- _EXCERPTED TEXT_:
⟨

Due to the offset nature of the central pin 108, the operation of the commutator/manifold assembly 100 in controlling the fluid flow is comparable to that of the commutator/manifold assembly 60 of the previous embodiments. The overall flow occurs as follows. In a typical example, the outer porting 126 is on the high pressure side, and the inner commutator ports 118 are on the low pressure side, with the commutator seal isolating the two pressure sides from each other as described above. A supply flow on the high pressure side originates in the second side fluid connector 172, which flows through the end cover 150 via the second pressure side port 168 and second pressure side passage 170. The rotation of the commutator 102 and simultaneous orbiting of the commutator ports within the commutator ring 120 results in a timed alignment on the high pressure side of the outer commutator porting 126 with a portion of the manifold ports 138. Hydraulic fluid, therefore, flows in a straight configuration, without directional restriction, through the manifold ports 138 into a portion of the motor pockets formed within the motor rotor set.
On the low pressure side, the rotation of the commutator 102 and simultaneous orbiting of the commutator ports within the commutator ring 103 results in a timed alignment of the inner commutator ports 118 with a different portion of the manifold ports 138. A return flow of hydraulic fluid, therefore, flows in a straight configuration, again without directional restriction, through the manifold ports 138 from a portion of low pressure motor pockets formed within the motor rotor set. A return flow on the low pressure side flows out through the end cover 150 via the first side fluid passage 164 and first side fluid port 162, and out through the first side fluid connector 166. The pressure differential results in rotation of the motor rotor set, with a timed expanding and contraction of the motor pockets. The rotation of the rotor set drives rotation of an output shaft, which in turn may drive any suitable output element that may be connected to the output shaft (e.g., wheel axle, gear box, rotating fan, or other suitable usage). One way to reverse the motor direction is to reverse the high pressure side and low pressure side of the fluid flow through the commutator porting.
As referenced in connection with the previous embodiment, the first embodiment of
An aspect of the invention is a commutator/manifold assembly configured to control a flow of hydraulic fluid to and from a hydraulic motor in a hydraulic fluid system. In exemplary embodiments, the commutator/manifold assembly includes a commutator having an offset design including a radially inner portion eccentrically encompassed within a radially outer portion, and commutator porting configured for a flow of hydraulic fluid through the commutator; and a manifold including a plurality of manifold ports, the manifold ports having a straight configuration by which walls defining the manifold ports run at a constant angle along a longitudinal axis through an entirety of the manifold. The commutator is configured to rotate to sequentially align the commutator porting with differing portions of the manifold ports to control a flow of hydraulic fluid through the commutator/manifold assembly. The commutator/manifold assembly may include one or more of the following features, either individually or in combination.
In an exemplary embodiment of the commutator/manifold assembly, the inner portion of the commutator comprises a plurality of supports that define a plurality of inner ports of the commutator porting, the inner ports being positioned eccentrically off center relative to a rotational axis of the commutator.

⟩

Element placement data

⟨

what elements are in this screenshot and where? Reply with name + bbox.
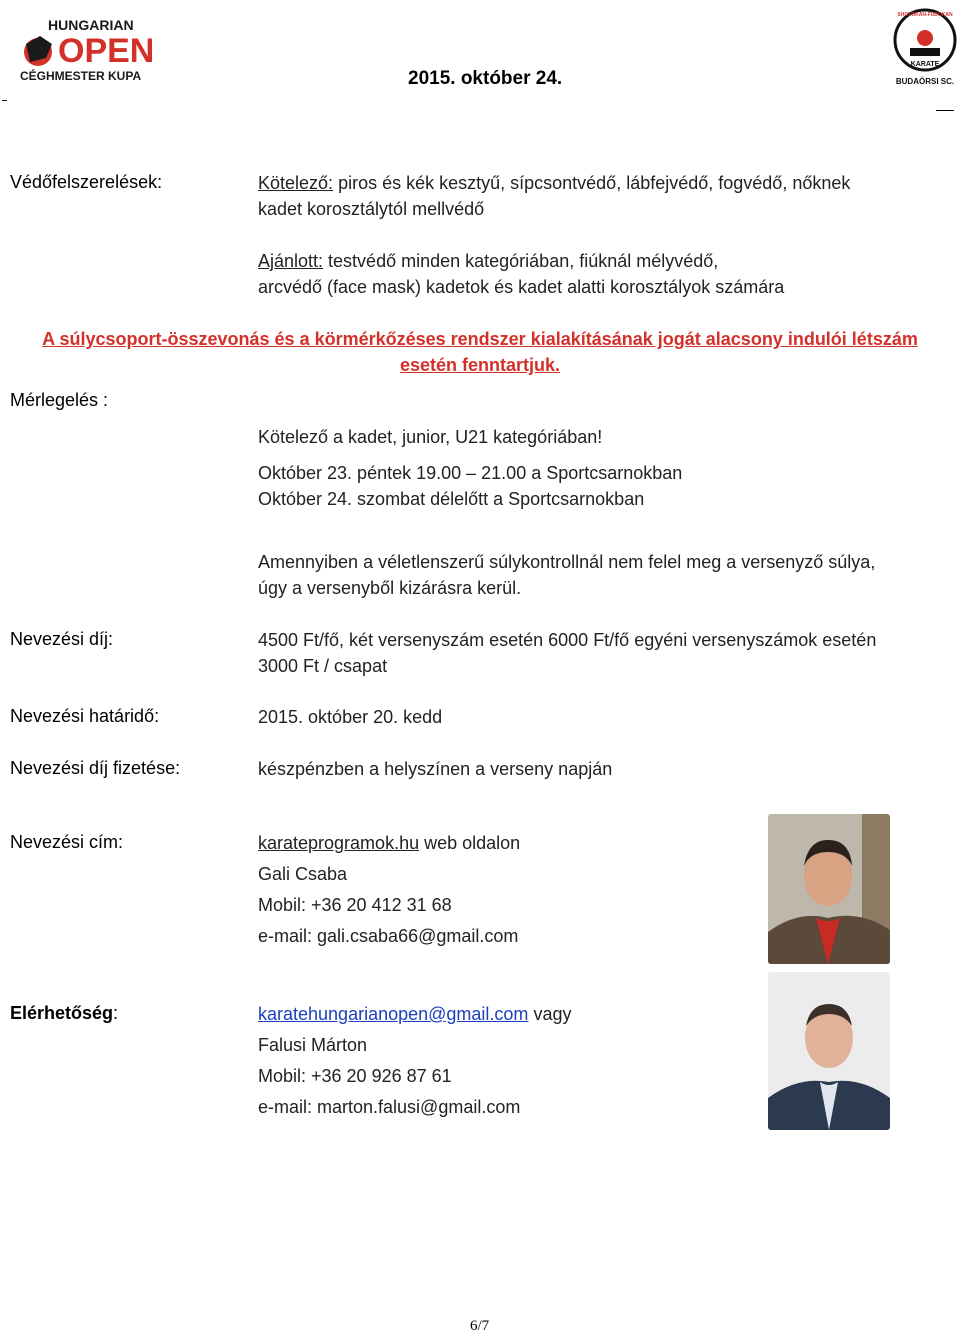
entry-site-link[interactable]: karateprogramok.hu (258, 833, 420, 853)
mandatory-text-2: kadet korosztálytól mellvédő (258, 199, 485, 219)
logo-right-bottom-text: BUDAÖRSI SC. (895, 77, 955, 86)
event-date: 2015. október 24. (408, 68, 563, 89)
mandatory-text: piros és kék kesztyű, sípcsontvédő, lábfejvédő, fogvédő, nőknek (333, 173, 851, 193)
recommended-text-2: arcvédő (face mask) kadetok és kadet alatti korosztályok számára (258, 277, 785, 297)
photo-gali-csaba (768, 814, 890, 964)
protective-gear-label: Védőfelszerelések: (10, 172, 163, 192)
contact-label-main: Elérhetőség (10, 1003, 114, 1023)
contact-mobile: +36 20 926 87 61 (306, 1066, 452, 1086)
logo-text-hungarian: HUNGARIAN (48, 17, 134, 33)
fee-label: Nevezési díj: (10, 629, 114, 649)
entry-email-line (258, 923, 518, 949)
contact-email-link-line (258, 1001, 571, 1027)
entry-email-label: e-mail: (258, 926, 313, 946)
logo-text-kupa: CÉGHMESTER KUPA (20, 69, 142, 83)
weighing-slot-1: Október 23. péntek 19.00 – 21.00 a Sportcsarnokban (258, 463, 683, 483)
recommended-prefix: Ajánlott: (258, 251, 324, 271)
contact-email-suffix: vagy (528, 1004, 572, 1024)
contact-email-line (258, 1094, 520, 1120)
deadline-label: Nevezési határidő: (10, 706, 160, 726)
budaorsi-karate-logo (892, 4, 958, 88)
hungarian-open-logo (18, 14, 160, 84)
entry-label: Nevezési cím: (10, 832, 124, 852)
photo-falusi-marton (768, 972, 890, 1130)
entry-site-suffix: web oldalon (419, 833, 521, 853)
contact-label (10, 1003, 118, 1024)
notice-line-2: esetén fenntartjuk. (399, 355, 561, 375)
entry-mobile-line (258, 892, 452, 918)
recommended-text: testvédő minden kategóriában, fiúknál mélyvédő, (323, 251, 719, 271)
contact-email-link[interactable]: karatehungarianopen@gmail.com (258, 1004, 529, 1024)
weighing-warning-2: úgy a versenyből kizárásra kerül. (258, 578, 522, 598)
entry-email[interactable]: gali.csaba66@gmail.com (312, 926, 519, 946)
contact-name: Falusi Márton (258, 1035, 368, 1055)
contact-mobile-line (258, 1063, 452, 1089)
entry-site-line (258, 830, 520, 856)
protective-recommended (258, 248, 718, 274)
payment-label: Nevezési díj fizetése: (10, 758, 181, 778)
entry-mobile: +36 20 412 31 68 (306, 895, 452, 915)
contact-mobile-label: Mobil: (258, 1066, 307, 1086)
weighing-warning-1: Amennyiben a véletlenszerű súlykontrollnál nem felel meg a versenyző súlya, (258, 552, 876, 572)
weight-class-notice (20, 326, 940, 378)
weighing-slot-2: Október 24. szombat délelőtt a Sportcsarnokban (258, 489, 645, 509)
deadline-text: 2015. október 20. kedd (258, 707, 443, 727)
notice-line-1: A súlycsoport-összevonás és a körmérkőzéses rendszer kialakításának jogát alacsony indulói létszám (42, 329, 918, 349)
payment-text: készpénzben a helyszínen a verseny napján (258, 759, 613, 779)
weighing-label: Mérlegelés : (10, 390, 109, 410)
fee-text-2: 3000 Ft / csapat (258, 656, 388, 676)
header-divider-right (936, 110, 954, 111)
weighing-mandatory: Kötelező a kadet, junior, U21 kategóriában! (258, 427, 603, 447)
logo-right-karate-text: KARATE (910, 61, 940, 68)
protective-mandatory (258, 170, 938, 196)
mandatory-prefix: Kötelező: (258, 173, 334, 193)
contact-email[interactable]: marton.falusi@gmail.com (312, 1097, 521, 1117)
fee-text-1: 4500 Ft/fő, két versenyszám esetén 6000 Ft/fő egyéni versenyszámok esetén (258, 630, 877, 650)
logo-right-top-text: SHOTOKAN-FUDOKAN (897, 12, 953, 18)
page-number: 6/7 (470, 1318, 490, 1334)
contact-email-label: e-mail: (258, 1097, 313, 1117)
entry-mobile-label: Mobil: (258, 895, 307, 915)
header-divider-left (2, 100, 7, 101)
logo-text-open: OPEN (58, 32, 155, 70)
entry-name: Gali Csaba (258, 864, 348, 884)
contact-label-colon: : (113, 1003, 119, 1023)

⟩

- _EXERCISES_:
A – According to the commutator/manifold excerpt, what is one way to reverse the motor direction?
B – From the records, reproduce every line without changes, beginning with the line containing "833, 420, 853)" and continuing through the line containing "entry-mobile-line (258, 892, 452, 918)".

- _RESULTS OF THE TASKS_:
A – Reverse the high pressure side and low pressure side of the fluid flow through the commutator porting.

B –
entry-site-link[interactable]: karateprogramok.hu (258, 833, 420, 853)
mandatory-text-2: kadet korosztálytól mellvédő (258, 199, 485, 219)
logo-right-bottom-text: BUDAÖRSI SC. (895, 77, 955, 86)
event-date: 2015. október 24. (408, 68, 563, 89)
mandatory-text: piros és kék kesztyű, sípcsontvédő, lábfejvédő, fogvédő, nőknek (333, 173, 851, 193)
recommended-text-2: arcvédő (face mask) kadetok és kadet alatti korosztályok számára (258, 277, 785, 297)
photo-gali-csaba (768, 814, 890, 964)
protective-gear-label: Védőfelszerelések: (10, 172, 163, 192)
contact-label-main: Elérhetőség (10, 1003, 114, 1023)
contact-mobile: +36 20 926 87 61 (306, 1066, 452, 1086)
logo-text-hungarian: HUNGARIAN (48, 17, 134, 33)
fee-label: Nevezési díj: (10, 629, 114, 649)
entry-email-line (258, 923, 518, 949)
contact-email-link-line (258, 1001, 571, 1027)
entry-email-label: e-mail: (258, 926, 313, 946)
logo-text-kupa: CÉGHMESTER KUPA (20, 69, 142, 83)
weighing-slot-1: Október 23. péntek 19.00 – 21.00 a Sportcsarnokban (258, 463, 683, 483)
recommended-prefix: Ajánlott: (258, 251, 324, 271)
contact-email-suffix: vagy (528, 1004, 572, 1024)
contact-email-line (258, 1094, 520, 1120)
deadline-label: Nevezési határidő: (10, 706, 160, 726)
budaorsi-karate-logo (892, 4, 958, 88)
hungarian-open-logo (18, 14, 160, 84)
entry-label: Nevezési cím: (10, 832, 124, 852)
photo-falusi-marton (768, 972, 890, 1130)
entry-site-suffix: web oldalon (419, 833, 521, 853)
contact-label (10, 1003, 118, 1024)
notice-line-2: esetén fenntartjuk. (399, 355, 561, 375)
entry-mobile-line (258, 892, 452, 918)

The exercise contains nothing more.